* [Short problem]: Each record needs to be echoed exactly; can you do that?

====== Information supplied ======

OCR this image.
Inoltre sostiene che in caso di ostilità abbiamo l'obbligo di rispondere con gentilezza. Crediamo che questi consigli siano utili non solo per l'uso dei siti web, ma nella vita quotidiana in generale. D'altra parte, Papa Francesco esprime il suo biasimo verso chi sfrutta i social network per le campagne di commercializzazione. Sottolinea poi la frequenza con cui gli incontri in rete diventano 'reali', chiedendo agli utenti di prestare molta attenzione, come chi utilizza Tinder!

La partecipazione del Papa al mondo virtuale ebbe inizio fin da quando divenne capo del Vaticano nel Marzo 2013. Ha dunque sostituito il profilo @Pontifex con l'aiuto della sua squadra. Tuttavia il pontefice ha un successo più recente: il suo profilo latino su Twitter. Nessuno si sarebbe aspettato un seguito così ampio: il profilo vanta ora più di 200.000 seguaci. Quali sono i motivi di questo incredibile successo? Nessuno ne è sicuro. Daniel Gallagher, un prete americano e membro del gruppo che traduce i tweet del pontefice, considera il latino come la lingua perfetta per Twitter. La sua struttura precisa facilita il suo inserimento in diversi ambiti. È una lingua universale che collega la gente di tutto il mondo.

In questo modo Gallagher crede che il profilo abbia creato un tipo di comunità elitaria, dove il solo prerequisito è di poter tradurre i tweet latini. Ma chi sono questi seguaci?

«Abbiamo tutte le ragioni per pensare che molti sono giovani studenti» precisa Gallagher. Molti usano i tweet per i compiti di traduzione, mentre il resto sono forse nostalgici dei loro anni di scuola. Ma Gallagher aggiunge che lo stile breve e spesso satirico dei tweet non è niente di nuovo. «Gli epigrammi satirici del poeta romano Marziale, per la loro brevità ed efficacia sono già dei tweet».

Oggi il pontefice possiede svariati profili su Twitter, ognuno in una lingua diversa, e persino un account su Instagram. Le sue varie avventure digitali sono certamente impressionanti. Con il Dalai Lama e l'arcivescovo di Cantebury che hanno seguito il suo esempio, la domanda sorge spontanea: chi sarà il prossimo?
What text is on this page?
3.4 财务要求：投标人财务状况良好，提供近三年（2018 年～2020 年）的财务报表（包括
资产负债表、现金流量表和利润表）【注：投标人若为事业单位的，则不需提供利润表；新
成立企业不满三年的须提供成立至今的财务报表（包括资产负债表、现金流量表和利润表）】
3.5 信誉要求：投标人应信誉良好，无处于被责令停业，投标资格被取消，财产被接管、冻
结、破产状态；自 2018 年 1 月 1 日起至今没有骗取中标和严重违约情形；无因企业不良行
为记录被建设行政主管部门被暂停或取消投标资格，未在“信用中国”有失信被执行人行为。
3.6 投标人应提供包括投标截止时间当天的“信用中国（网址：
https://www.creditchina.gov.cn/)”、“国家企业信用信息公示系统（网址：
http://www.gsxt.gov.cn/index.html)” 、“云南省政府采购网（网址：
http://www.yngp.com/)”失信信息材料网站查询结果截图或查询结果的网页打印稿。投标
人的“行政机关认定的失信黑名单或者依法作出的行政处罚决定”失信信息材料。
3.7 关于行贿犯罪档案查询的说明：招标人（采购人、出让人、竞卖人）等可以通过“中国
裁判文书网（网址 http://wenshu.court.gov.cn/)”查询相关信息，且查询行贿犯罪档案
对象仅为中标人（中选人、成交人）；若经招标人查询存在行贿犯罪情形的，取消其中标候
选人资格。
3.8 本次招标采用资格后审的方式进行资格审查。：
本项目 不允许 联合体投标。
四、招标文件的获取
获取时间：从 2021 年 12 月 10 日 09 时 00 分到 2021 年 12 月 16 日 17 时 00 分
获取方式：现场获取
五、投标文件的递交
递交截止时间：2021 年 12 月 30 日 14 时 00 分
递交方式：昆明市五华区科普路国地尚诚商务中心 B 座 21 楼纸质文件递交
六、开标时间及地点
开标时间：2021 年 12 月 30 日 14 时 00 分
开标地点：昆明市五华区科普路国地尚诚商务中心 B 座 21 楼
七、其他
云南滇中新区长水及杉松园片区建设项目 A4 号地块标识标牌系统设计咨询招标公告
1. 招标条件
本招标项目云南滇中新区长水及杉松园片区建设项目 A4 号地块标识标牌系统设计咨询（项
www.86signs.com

======

* [Answer below]:
OCR this image.
Inoltre sostiene che in caso di ostilità abbiamo l'obbligo di rispondere con gentilezza. Crediamo che questi consigli siano utili non solo per l'uso dei siti web, ma nella vita quotidiana in generale. D'altra parte, Papa Francesco esprime il suo biasimo verso chi sfrutta i social network per le campagne di commercializzazione. Sottolinea poi la frequenza con cui gli incontri in rete diventano 'reali', chiedendo agli utenti di prestare molta attenzione, come chi utilizza Tinder!

La partecipazione del Papa al mondo virtuale ebbe inizio fin da quando divenne capo del Vaticano nel Marzo 2013. Ha dunque sostituito il profilo @Pontifex con l'aiuto della sua squadra. Tuttavia il pontefice ha un successo più recente: il suo profilo latino su Twitter. Nessuno si sarebbe aspettato un seguito così ampio: il profilo vanta ora più di 200.000 seguaci. Quali sono i motivi di questo incredibile successo? Nessuno ne è sicuro. Daniel Gallagher, un prete americano e membro del gruppo che traduce i tweet del pontefice, considera il latino come la lingua perfetta per Twitter. La sua struttura precisa facilita il suo inserimento in diversi ambiti. È una lingua universale che collega la gente di tutto il mondo.

In questo modo Gallagher crede che il profilo abbia creato un tipo di comunità elitaria, dove il solo prerequisito è di poter tradurre i tweet latini. Ma chi sono questi seguaci?

«Abbiamo tutte le ragioni per pensare che molti sono giovani studenti» precisa Gallagher. Molti usano i tweet per i compiti di traduzione, mentre il resto sono forse nostalgici dei loro anni di scuola. Ma Gallagher aggiunge che lo stile breve e spesso satirico dei tweet non è niente di nuovo. «Gli epigrammi satirici del poeta romano Marziale, per la loro brevità ed efficacia sono già dei tweet».

Oggi il pontefice possiede svariati profili su Twitter, ognuno in una lingua diversa, e persino un account su Instagram. Le sue varie avventure digitali sono certamente impressionanti. Con il Dalai Lama e l'arcivescovo di Cantebury che hanno seguito il suo esempio, la domanda sorge spontanea: chi sarà il prossimo?
What text is on this page?
3.4 财务要求：投标人财务状况良好，提供近三年（2018 年～2020 年）的财务报表（包括
资产负债表、现金流量表和利润表）【注：投标人若为事业单位的，则不需提供利润表；新
成立企业不满三年的须提供成立至今的财务报表（包括资产负债表、现金流量表和利润表）】
3.5 信誉要求：投标人应信誉良好，无处于被责令停业，投标资格被取消，财产被接管、冻
结、破产状态；自 2018 年 1 月 1 日起至今没有骗取中标和严重违约情形；无因企业不良行
为记录被建设行政主管部门被暂停或取消投标资格，未在“信用中国”有失信被执行人行为。
3.6 投标人应提供包括投标截止时间当天的“信用中国（网址：
https://www.creditchina.gov.cn/)”、“国家企业信用信息公示系统（网址：
http://www.gsxt.gov.cn/index.html)” 、“云南省政府采购网（网址：
http://www.yngp.com/)”失信信息材料网站查询结果截图或查询结果的网页打印稿。投标
人的“行政机关认定的失信黑名单或者依法作出的行政处罚决定”失信信息材料。
3.7 关于行贿犯罪档案查询的说明：招标人（采购人、出让人、竞卖人）等可以通过“中国
裁判文书网（网址 http://wenshu.court.gov.cn/)”查询相关信息，且查询行贿犯罪档案
对象仅为中标人（中选人、成交人）；若经招标人查询存在行贿犯罪情形的，取消其中标候
选人资格。
3.8 本次招标采用资格后审的方式进行资格审查。：
本项目 不允许 联合体投标。
四、招标文件的获取
获取时间：从 2021 年 12 月 10 日 09 时 00 分到 2021 年 12 月 16 日 17 时 00 分
获取方式：现场获取
五、投标文件的递交
递交截止时间：2021 年 12 月 30 日 14 时 00 分
递交方式：昆明市五华区科普路国地尚诚商务中心 B 座 21 楼纸质文件递交
六、开标时间及地点
开标时间：2021 年 12 月 30 日 14 时 00 分
开标地点：昆明市五华区科普路国地尚诚商务中心 B 座 21 楼
七、其他
云南滇中新区长水及杉松园片区建设项目 A4 号地块标识标牌系统设计咨询招标公告
1. 招标条件
本招标项目云南滇中新区长水及杉松园片区建设项目 A4 号地块标识标牌系统设计咨询（项
www.86signs.com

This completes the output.